— Your objective —
Repeat the entire listing exactly as written.

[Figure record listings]
>>>>>

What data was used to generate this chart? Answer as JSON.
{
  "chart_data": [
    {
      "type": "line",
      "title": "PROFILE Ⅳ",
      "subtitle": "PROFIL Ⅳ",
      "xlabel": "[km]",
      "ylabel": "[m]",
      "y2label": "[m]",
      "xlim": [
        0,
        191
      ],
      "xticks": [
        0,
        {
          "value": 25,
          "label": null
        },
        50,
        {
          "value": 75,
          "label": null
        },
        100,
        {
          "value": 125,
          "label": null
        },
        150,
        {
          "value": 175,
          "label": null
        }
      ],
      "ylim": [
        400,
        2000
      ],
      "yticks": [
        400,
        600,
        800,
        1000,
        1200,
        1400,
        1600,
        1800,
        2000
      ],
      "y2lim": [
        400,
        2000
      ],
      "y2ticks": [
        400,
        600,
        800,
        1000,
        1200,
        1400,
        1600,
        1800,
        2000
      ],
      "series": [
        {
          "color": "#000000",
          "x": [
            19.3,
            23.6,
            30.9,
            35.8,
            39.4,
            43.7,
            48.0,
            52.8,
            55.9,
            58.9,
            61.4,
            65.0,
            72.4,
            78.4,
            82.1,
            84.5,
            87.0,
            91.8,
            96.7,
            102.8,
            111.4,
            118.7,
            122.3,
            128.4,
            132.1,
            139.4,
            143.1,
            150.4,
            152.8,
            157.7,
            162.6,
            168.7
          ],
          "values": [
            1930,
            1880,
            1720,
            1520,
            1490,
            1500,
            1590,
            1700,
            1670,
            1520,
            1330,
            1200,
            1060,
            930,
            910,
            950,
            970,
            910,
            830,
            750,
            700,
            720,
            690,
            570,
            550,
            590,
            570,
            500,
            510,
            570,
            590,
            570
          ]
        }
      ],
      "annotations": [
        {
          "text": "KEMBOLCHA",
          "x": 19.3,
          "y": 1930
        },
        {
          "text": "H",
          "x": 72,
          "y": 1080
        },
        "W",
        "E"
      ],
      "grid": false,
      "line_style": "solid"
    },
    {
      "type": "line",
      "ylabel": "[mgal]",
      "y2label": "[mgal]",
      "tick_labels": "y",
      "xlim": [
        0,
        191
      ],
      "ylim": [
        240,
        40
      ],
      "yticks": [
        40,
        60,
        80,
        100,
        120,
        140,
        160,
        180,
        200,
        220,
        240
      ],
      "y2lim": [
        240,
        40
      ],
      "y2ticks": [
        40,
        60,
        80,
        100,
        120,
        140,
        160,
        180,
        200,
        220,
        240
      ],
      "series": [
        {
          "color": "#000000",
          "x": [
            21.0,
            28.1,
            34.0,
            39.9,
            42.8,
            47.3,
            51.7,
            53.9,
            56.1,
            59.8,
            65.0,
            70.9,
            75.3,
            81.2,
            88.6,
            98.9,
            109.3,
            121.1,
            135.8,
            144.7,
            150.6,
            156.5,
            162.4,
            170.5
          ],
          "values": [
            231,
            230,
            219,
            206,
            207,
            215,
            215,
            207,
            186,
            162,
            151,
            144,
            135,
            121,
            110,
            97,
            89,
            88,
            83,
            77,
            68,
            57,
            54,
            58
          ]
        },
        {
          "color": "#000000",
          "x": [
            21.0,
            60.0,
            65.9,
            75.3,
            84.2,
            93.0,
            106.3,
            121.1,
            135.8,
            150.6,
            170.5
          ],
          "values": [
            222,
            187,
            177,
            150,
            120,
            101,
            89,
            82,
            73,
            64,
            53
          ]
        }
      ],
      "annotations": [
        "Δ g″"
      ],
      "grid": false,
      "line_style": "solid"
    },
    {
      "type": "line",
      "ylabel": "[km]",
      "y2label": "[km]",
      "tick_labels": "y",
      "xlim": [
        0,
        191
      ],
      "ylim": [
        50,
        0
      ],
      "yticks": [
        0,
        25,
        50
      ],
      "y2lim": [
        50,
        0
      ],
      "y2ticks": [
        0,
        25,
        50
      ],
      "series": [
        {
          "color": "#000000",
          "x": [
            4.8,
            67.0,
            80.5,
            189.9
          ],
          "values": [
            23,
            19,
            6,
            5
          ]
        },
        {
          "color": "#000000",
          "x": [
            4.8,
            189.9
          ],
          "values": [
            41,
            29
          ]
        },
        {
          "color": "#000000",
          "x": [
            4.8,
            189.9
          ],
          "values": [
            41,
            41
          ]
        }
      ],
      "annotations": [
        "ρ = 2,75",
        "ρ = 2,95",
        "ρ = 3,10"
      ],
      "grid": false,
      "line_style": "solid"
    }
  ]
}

<<<<<

— Solution for this task —
What data was used to generate this chart? Answer as JSON.
{
  "chart_data": [
    {
      "type": "line",
      "title": "PROFILE Ⅳ",
      "subtitle": "PROFIL Ⅳ",
      "xlabel": "[km]",
      "ylabel": "[m]",
      "y2label": "[m]",
      "xlim": [
        0,
        191
      ],
      "xticks": [
        0,
        {
          "value": 25,
          "label": null
        },
        50,
        {
          "value": 75,
          "label": null
        },
        100,
        {
          "value": 125,
          "label": null
        },
        150,
        {
          "value": 175,
          "label": null
        }
      ],
      "ylim": [
        400,
        2000
      ],
      "yticks": [
        400,
        600,
        800,
        1000,
        1200,
        1400,
        1600,
        1800,
        2000
      ],
      "y2lim": [
        400,
        2000
      ],
      "y2ticks": [
        400,
        600,
        800,
        1000,
        1200,
        1400,
        1600,
        1800,
        2000
      ],
      "series": [
        {
          "color": "#000000",
          "x": [
            19.3,
            23.6,
            30.9,
            35.8,
            39.4,
            43.7,
            48.0,
            52.8,
            55.9,
            58.9,
            61.4,
            65.0,
            72.4,
            78.4,
            82.1,
            84.5,
            87.0,
            91.8,
            96.7,
            102.8,
            111.4,
            118.7,
            122.3,
            128.4,
            132.1,
            139.4,
            143.1,
            150.4,
            152.8,
            157.7,
            162.6,
            168.7
          ],
          "values": [
            1930,
            1880,
            1720,
            1520,
            1490,
            1500,
            1590,
            1700,
            1670,
            1520,
            1330,
            1200,
            1060,
            930,
            910,
            950,
            970,
            910,
            830,
            750,
            700,
            720,
            690,
            570,
            550,
            590,
            570,
            500,
            510,
            570,
            590,
            570
          ]
        }
      ],
      "annotations": [
        {
          "text": "KEMBOLCHA",
          "x": 19.3,
          "y": 1930
        },
        {
          "text": "H",
          "x": 72,
          "y": 1080
        },
        "W",
        "E"
      ],
      "grid": false,
      "line_style": "solid"
    },
    {
      "type": "line",
      "ylabel": "[mgal]",
      "y2label": "[mgal]",
      "tick_labels": "y",
      "xlim": [
        0,
        191
      ],
      "ylim": [
        240,
        40
      ],
      "yticks": [
        40,
        60,
        80,
        100,
        120,
        140,
        160,
        180,
        200,
        220,
        240
      ],
      "y2lim": [
        240,
        40
      ],
      "y2ticks": [
        40,
        60,
        80,
        100,
        120,
        140,
        160,
        180,
        200,
        220,
        240
      ],
      "series": [
        {
          "color": "#000000",
          "x": [
            21.0,
            28.1,
            34.0,
            39.9,
            42.8,
            47.3,
            51.7,
            53.9,
            56.1,
            59.8,
            65.0,
            70.9,
            75.3,
            81.2,
            88.6,
            98.9,
            109.3,
            121.1,
            135.8,
            144.7,
            150.6,
            156.5,
            162.4,
            170.5
          ],
          "values": [
            231,
            230,
            219,
            206,
            207,
            215,
            215,
            207,
            186,
            162,
            151,
            144,
            135,
            121,
            110,
            97,
            89,
            88,
            83,
            77,
            68,
            57,
            54,
            58
          ]
        },
        {
          "color": "#000000",
          "x": [
            21.0,
            60.0,
            65.9,
            75.3,
            84.2,
            93.0,
            106.3,
            121.1,
            135.8,
            150.6,
            170.5
          ],
          "values": [
            222,
            187,
            177,
            150,
            120,
            101,
            89,
            82,
            73,
            64,
            53
          ]
        }
      ],
      "annotations": [
        "Δ g″"
      ],
      "grid": false,
      "line_style": "solid"
    },
    {
      "type": "line",
      "ylabel": "[km]",
      "y2label": "[km]",
      "tick_labels": "y",
      "xlim": [
        0,
        191
      ],
      "ylim": [
        50,
        0
      ],
      "yticks": [
        0,
        25,
        50
      ],
      "y2lim": [
        50,
        0
      ],
      "y2ticks": [
        0,
        25,
        50
      ],
      "series": [
        {
          "color": "#000000",
          "x": [
            4.8,
            67.0,
            80.5,
            189.9
          ],
          "values": [
            23,
            19,
            6,
            5
          ]
        },
        {
          "color": "#000000",
          "x": [
            4.8,
            189.9
          ],
          "values": [
            41,
            29
          ]
        },
        {
          "color": "#000000",
          "x": [
            4.8,
            189.9
          ],
          "values": [
            41,
            41
          ]
        }
      ],
      "annotations": [
        "ρ = 2,75",
        "ρ = 2,95",
        "ρ = 3,10"
      ],
      "grid": false,
      "line_style": "solid"
    }
  ]
}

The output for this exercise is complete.